Excerpts from a figure dataset
= = = = = = =
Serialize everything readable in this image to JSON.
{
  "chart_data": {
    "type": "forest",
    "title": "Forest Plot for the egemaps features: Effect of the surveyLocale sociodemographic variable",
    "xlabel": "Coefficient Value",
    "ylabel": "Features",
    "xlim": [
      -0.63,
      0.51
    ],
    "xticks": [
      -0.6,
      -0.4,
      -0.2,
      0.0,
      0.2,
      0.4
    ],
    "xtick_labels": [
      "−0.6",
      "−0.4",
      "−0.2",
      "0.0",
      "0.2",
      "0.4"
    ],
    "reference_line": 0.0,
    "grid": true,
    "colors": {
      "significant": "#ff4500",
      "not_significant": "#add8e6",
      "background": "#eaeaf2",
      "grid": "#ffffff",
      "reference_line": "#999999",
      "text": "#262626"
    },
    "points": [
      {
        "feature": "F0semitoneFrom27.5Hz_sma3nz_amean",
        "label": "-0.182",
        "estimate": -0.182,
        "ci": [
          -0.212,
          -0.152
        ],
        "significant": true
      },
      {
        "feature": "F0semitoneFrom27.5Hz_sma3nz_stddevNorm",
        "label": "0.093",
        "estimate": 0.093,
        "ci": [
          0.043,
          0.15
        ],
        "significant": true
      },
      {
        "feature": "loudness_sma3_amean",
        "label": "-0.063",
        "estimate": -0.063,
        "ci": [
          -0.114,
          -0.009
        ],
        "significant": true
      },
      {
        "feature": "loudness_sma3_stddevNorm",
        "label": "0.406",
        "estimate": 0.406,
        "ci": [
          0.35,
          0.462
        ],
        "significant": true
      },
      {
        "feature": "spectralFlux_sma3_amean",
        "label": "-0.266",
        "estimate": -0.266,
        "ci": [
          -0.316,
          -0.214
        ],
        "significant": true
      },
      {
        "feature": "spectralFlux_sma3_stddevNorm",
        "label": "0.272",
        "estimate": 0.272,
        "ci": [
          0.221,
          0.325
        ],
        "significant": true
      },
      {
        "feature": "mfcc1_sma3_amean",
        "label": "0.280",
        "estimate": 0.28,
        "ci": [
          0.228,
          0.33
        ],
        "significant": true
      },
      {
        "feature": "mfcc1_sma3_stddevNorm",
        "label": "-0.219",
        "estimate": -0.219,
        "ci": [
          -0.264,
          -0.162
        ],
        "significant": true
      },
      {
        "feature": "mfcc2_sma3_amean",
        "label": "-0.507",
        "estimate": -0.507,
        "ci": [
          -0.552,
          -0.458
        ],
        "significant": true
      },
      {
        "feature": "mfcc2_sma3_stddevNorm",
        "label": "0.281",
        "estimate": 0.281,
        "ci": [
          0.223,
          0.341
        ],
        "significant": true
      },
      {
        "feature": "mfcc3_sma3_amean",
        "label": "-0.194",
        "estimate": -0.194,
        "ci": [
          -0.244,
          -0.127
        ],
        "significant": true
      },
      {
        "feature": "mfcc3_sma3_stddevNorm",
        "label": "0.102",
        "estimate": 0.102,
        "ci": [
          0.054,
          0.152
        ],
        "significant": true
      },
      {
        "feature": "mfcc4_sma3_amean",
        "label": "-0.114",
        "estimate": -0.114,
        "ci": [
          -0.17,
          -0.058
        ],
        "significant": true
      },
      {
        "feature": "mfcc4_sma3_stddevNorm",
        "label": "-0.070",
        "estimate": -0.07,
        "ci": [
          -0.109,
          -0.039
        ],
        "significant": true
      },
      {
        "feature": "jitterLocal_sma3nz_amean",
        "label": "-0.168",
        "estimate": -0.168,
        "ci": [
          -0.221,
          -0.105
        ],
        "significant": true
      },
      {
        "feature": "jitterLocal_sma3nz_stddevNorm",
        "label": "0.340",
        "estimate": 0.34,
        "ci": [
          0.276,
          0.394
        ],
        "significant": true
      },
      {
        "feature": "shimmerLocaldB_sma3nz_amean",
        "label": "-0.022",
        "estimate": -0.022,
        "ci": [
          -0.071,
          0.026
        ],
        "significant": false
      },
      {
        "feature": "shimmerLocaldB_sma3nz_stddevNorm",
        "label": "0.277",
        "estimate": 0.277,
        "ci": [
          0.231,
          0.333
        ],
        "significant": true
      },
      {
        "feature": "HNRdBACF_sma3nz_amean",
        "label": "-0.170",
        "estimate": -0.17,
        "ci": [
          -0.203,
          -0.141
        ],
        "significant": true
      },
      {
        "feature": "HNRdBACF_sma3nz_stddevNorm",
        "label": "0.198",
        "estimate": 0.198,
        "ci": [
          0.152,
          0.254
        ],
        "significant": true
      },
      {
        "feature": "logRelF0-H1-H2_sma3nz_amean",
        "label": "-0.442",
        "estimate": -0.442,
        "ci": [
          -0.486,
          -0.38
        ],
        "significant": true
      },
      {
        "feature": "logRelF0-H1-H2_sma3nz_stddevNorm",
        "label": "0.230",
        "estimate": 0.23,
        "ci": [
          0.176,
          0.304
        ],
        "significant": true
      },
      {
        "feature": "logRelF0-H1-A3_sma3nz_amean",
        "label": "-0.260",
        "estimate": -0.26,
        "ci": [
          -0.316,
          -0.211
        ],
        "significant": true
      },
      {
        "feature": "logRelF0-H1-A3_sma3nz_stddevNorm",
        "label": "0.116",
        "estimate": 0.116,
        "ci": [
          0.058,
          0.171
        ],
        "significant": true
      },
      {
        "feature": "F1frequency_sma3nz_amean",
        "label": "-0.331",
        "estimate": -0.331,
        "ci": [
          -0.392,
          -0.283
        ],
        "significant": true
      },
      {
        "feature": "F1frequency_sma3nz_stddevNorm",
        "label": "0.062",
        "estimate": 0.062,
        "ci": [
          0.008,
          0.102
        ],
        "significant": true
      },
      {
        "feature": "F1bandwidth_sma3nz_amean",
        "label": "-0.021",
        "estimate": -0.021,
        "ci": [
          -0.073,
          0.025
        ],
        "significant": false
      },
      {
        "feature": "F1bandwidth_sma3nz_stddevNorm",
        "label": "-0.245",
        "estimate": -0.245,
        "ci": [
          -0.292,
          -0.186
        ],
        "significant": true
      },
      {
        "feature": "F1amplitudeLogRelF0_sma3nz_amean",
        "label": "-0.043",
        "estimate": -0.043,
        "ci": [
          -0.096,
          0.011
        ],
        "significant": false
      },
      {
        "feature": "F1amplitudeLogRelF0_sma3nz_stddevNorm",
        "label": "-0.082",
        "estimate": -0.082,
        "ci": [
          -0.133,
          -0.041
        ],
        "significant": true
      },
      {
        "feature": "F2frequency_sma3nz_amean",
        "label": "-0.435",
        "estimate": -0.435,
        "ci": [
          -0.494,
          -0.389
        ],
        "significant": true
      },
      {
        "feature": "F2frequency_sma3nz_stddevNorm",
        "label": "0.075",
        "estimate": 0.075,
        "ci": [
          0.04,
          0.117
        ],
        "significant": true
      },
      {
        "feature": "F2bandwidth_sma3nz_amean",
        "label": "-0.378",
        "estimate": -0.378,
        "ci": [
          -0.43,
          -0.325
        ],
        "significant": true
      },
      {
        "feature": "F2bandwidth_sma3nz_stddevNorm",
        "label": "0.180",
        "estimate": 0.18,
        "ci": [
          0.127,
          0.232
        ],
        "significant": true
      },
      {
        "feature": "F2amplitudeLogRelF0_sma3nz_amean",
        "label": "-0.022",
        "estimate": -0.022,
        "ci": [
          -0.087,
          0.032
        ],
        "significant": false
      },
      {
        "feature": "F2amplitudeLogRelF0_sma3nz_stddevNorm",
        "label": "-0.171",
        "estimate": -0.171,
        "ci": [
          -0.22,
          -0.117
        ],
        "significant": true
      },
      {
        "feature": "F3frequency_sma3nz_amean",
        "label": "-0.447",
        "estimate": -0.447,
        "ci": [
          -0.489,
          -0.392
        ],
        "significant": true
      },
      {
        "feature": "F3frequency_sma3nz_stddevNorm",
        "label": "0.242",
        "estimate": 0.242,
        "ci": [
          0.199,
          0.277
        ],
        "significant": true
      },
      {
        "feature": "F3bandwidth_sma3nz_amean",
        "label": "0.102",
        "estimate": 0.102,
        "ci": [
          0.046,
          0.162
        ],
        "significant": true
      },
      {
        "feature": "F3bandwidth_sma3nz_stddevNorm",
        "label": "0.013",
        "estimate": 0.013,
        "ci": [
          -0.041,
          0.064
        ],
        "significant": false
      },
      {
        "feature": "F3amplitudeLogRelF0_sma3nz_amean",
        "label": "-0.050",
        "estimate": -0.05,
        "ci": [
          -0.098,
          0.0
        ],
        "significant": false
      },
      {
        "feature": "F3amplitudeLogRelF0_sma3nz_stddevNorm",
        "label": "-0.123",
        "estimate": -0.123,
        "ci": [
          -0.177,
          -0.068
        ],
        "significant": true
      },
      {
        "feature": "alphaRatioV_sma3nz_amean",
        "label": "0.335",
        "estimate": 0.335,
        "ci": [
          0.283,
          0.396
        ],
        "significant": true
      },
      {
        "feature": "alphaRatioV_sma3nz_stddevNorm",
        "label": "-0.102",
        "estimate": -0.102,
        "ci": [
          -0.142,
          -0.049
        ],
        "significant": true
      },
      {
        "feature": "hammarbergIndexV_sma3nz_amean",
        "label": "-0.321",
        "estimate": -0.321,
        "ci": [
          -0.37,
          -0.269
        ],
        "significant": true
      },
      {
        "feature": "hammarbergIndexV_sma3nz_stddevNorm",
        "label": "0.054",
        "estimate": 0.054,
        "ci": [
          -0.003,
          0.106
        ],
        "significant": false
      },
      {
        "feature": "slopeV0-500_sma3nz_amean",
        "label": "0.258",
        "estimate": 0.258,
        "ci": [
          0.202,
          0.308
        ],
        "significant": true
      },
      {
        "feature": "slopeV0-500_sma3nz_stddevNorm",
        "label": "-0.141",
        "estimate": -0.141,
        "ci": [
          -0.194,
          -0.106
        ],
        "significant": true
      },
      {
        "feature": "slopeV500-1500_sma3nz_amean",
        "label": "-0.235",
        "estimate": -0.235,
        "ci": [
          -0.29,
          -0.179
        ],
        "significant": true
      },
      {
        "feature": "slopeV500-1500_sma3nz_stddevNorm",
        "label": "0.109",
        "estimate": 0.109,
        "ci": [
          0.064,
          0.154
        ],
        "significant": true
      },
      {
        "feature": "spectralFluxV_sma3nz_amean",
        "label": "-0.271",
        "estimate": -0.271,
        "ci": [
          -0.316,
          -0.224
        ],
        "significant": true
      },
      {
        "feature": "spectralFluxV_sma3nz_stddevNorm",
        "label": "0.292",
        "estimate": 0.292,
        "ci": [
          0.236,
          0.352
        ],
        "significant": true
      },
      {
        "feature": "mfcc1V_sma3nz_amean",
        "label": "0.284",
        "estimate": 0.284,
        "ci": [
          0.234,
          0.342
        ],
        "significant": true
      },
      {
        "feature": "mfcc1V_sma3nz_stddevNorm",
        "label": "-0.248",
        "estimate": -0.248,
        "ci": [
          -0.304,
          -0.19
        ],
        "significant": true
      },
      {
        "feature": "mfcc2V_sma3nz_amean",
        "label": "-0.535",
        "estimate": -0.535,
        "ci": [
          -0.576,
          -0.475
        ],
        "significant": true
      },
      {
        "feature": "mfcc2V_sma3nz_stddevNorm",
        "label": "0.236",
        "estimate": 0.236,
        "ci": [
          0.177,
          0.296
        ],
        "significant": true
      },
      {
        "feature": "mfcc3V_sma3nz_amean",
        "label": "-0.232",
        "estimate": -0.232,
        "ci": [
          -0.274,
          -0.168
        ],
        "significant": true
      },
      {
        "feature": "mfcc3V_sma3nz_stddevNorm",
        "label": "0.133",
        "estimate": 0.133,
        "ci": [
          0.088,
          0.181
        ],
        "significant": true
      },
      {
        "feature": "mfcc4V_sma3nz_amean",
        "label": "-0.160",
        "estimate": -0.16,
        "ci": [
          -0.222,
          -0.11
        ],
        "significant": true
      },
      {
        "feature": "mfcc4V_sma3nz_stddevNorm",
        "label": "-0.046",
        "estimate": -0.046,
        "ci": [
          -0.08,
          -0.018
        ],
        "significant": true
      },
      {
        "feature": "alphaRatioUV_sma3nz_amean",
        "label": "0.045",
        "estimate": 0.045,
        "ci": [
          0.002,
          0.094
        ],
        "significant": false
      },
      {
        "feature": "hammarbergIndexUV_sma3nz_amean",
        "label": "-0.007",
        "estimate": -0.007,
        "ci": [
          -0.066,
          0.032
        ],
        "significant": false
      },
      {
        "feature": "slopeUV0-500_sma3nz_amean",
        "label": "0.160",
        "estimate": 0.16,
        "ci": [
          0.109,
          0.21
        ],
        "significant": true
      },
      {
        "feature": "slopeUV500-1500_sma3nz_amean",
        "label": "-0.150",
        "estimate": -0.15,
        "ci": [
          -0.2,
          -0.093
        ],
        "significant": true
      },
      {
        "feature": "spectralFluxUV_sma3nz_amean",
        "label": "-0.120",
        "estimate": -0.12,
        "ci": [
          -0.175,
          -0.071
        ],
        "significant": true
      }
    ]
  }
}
= = = = = = =
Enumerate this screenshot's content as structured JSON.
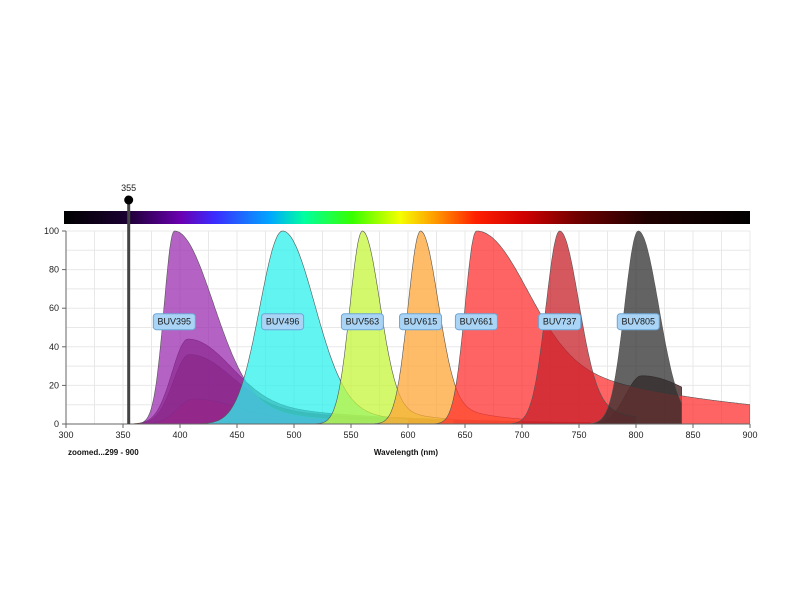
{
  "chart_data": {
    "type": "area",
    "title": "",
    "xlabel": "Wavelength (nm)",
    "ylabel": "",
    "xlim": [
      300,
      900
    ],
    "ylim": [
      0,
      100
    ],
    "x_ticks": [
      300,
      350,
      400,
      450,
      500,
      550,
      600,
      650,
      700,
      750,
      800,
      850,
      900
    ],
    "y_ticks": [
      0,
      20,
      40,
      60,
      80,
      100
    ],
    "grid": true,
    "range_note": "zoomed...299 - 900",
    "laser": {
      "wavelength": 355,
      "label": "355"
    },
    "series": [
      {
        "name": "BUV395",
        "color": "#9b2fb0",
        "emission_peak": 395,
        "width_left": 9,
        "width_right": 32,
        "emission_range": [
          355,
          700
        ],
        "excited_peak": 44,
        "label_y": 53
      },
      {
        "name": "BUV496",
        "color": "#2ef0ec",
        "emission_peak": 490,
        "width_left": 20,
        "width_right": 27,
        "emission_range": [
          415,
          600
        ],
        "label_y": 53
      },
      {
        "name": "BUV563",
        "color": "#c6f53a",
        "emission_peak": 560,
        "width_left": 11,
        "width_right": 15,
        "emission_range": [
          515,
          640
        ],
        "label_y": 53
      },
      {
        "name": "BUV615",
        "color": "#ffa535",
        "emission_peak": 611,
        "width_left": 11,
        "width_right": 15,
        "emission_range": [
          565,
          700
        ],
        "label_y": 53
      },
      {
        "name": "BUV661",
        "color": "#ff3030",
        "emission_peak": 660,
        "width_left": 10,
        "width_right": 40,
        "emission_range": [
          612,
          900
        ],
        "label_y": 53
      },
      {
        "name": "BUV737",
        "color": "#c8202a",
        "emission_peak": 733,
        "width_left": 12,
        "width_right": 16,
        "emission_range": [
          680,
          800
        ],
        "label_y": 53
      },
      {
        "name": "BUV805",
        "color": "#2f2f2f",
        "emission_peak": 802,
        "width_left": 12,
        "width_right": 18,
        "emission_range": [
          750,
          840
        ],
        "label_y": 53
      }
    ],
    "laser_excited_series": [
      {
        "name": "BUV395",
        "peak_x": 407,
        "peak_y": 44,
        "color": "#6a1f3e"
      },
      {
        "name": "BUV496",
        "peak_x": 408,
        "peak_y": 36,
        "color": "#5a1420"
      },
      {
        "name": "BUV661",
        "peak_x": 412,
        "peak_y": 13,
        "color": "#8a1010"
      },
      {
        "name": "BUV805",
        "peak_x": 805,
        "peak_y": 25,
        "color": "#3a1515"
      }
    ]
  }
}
= = = = = = =
Work out how many lines above have the string "JSON" in them, and give only the number.

* [Correct output] 2